---- INPUT MATERIAL
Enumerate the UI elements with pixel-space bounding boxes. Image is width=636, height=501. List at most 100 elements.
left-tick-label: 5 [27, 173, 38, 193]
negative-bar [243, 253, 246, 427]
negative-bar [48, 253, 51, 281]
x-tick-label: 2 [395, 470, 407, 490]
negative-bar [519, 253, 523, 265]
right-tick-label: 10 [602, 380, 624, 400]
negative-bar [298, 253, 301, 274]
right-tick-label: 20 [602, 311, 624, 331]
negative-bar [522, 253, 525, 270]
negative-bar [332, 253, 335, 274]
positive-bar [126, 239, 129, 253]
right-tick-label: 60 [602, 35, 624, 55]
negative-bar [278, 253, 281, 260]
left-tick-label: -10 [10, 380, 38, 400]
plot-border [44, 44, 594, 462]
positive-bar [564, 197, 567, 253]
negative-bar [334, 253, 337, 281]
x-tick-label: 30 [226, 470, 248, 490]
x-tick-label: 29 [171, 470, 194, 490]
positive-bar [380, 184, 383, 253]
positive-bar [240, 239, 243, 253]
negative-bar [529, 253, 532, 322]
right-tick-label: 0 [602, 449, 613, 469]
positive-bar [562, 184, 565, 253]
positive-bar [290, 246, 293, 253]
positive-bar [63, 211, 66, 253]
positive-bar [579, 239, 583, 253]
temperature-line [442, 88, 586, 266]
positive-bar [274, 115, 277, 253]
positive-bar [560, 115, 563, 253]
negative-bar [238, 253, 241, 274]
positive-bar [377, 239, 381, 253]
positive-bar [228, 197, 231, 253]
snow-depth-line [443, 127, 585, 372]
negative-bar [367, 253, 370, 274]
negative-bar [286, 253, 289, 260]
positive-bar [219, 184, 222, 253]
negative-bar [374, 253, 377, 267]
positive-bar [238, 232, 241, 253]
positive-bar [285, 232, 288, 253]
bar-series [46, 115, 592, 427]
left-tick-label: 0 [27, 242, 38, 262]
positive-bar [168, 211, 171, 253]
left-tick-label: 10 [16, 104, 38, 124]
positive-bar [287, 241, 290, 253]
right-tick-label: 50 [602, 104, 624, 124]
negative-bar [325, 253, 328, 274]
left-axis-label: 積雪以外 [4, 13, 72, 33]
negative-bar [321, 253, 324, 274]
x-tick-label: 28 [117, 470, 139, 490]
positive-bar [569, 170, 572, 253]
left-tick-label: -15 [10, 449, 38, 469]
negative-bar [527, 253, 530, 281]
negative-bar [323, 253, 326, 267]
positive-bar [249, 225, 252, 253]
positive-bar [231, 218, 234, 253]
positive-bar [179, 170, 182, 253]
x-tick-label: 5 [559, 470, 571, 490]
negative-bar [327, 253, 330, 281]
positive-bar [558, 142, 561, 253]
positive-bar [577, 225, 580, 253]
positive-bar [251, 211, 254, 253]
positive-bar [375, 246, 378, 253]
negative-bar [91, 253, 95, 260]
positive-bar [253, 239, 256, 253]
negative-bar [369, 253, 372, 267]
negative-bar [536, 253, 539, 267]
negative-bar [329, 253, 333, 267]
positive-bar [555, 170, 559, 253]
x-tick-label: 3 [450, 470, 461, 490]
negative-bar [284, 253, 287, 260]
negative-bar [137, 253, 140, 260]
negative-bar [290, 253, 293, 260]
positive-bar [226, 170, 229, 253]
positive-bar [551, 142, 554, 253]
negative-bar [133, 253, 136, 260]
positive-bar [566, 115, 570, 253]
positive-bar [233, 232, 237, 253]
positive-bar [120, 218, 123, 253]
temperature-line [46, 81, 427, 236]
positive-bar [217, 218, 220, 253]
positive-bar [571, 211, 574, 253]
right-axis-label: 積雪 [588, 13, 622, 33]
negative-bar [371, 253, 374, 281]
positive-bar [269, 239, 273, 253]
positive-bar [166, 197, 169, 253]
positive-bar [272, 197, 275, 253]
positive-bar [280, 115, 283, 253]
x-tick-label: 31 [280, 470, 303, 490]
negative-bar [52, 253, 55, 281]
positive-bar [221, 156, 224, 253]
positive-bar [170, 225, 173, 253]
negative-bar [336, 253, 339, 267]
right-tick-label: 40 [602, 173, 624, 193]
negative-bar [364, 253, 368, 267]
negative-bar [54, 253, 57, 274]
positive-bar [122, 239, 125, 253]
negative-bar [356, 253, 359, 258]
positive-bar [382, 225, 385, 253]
--------
→ **GIVEN REQUEST**: Extract every line above verbatim, from the first through the last, without altering, reordering, or omitting anything.

→ **TASK SOLUTION**:
Enumerate the UI elements with pixel-space bounding boxes. Image is width=636, height=501. List at most 100 elements.
left-tick-label: 5 [27, 173, 38, 193]
negative-bar [243, 253, 246, 427]
negative-bar [48, 253, 51, 281]
x-tick-label: 2 [395, 470, 407, 490]
negative-bar [519, 253, 523, 265]
right-tick-label: 10 [602, 380, 624, 400]
negative-bar [298, 253, 301, 274]
right-tick-label: 20 [602, 311, 624, 331]
negative-bar [522, 253, 525, 270]
negative-bar [332, 253, 335, 274]
positive-bar [126, 239, 129, 253]
right-tick-label: 60 [602, 35, 624, 55]
negative-bar [278, 253, 281, 260]
left-tick-label: -10 [10, 380, 38, 400]
plot-border [44, 44, 594, 462]
positive-bar [564, 197, 567, 253]
negative-bar [334, 253, 337, 281]
x-tick-label: 30 [226, 470, 248, 490]
x-tick-label: 29 [171, 470, 194, 490]
positive-bar [380, 184, 383, 253]
positive-bar [240, 239, 243, 253]
negative-bar [529, 253, 532, 322]
right-tick-label: 0 [602, 449, 613, 469]
positive-bar [562, 184, 565, 253]
positive-bar [290, 246, 293, 253]
positive-bar [63, 211, 66, 253]
positive-bar [579, 239, 583, 253]
temperature-line [442, 88, 586, 266]
positive-bar [274, 115, 277, 253]
positive-bar [560, 115, 563, 253]
negative-bar [238, 253, 241, 274]
positive-bar [377, 239, 381, 253]
positive-bar [228, 197, 231, 253]
snow-depth-line [443, 127, 585, 372]
negative-bar [367, 253, 370, 274]
negative-bar [286, 253, 289, 260]
positive-bar [219, 184, 222, 253]
negative-bar [374, 253, 377, 267]
positive-bar [238, 232, 241, 253]
positive-bar [285, 232, 288, 253]
bar-series [46, 115, 592, 427]
left-tick-label: 0 [27, 242, 38, 262]
positive-bar [168, 211, 171, 253]
left-tick-label: 10 [16, 104, 38, 124]
positive-bar [287, 241, 290, 253]
right-tick-label: 50 [602, 104, 624, 124]
negative-bar [325, 253, 328, 274]
left-axis-label: 積雪以外 [4, 13, 72, 33]
negative-bar [321, 253, 324, 274]
x-tick-label: 28 [117, 470, 139, 490]
positive-bar [569, 170, 572, 253]
left-tick-label: -15 [10, 449, 38, 469]
negative-bar [527, 253, 530, 281]
negative-bar [323, 253, 326, 267]
positive-bar [249, 225, 252, 253]
positive-bar [231, 218, 234, 253]
positive-bar [179, 170, 182, 253]
x-tick-label: 5 [559, 470, 571, 490]
negative-bar [327, 253, 330, 281]
positive-bar [558, 142, 561, 253]
positive-bar [577, 225, 580, 253]
positive-bar [251, 211, 254, 253]
positive-bar [375, 246, 378, 253]
negative-bar [91, 253, 95, 260]
positive-bar [253, 239, 256, 253]
negative-bar [369, 253, 372, 267]
negative-bar [536, 253, 539, 267]
negative-bar [329, 253, 333, 267]
positive-bar [555, 170, 559, 253]
x-tick-label: 3 [450, 470, 461, 490]
negative-bar [284, 253, 287, 260]
negative-bar [137, 253, 140, 260]
negative-bar [290, 253, 293, 260]
positive-bar [226, 170, 229, 253]
positive-bar [551, 142, 554, 253]
negative-bar [133, 253, 136, 260]
positive-bar [566, 115, 570, 253]
positive-bar [233, 232, 237, 253]
positive-bar [120, 218, 123, 253]
temperature-line [46, 81, 427, 236]
positive-bar [217, 218, 220, 253]
positive-bar [571, 211, 574, 253]
right-axis-label: 積雪 [588, 13, 622, 33]
negative-bar [371, 253, 374, 281]
positive-bar [269, 239, 273, 253]
positive-bar [166, 197, 169, 253]
positive-bar [272, 197, 275, 253]
positive-bar [280, 115, 283, 253]
x-tick-label: 31 [280, 470, 303, 490]
negative-bar [52, 253, 55, 281]
positive-bar [221, 156, 224, 253]
positive-bar [170, 225, 173, 253]
negative-bar [336, 253, 339, 267]
right-tick-label: 40 [602, 173, 624, 193]
negative-bar [364, 253, 368, 267]
negative-bar [54, 253, 57, 274]
positive-bar [122, 239, 125, 253]
negative-bar [356, 253, 359, 258]
positive-bar [382, 225, 385, 253]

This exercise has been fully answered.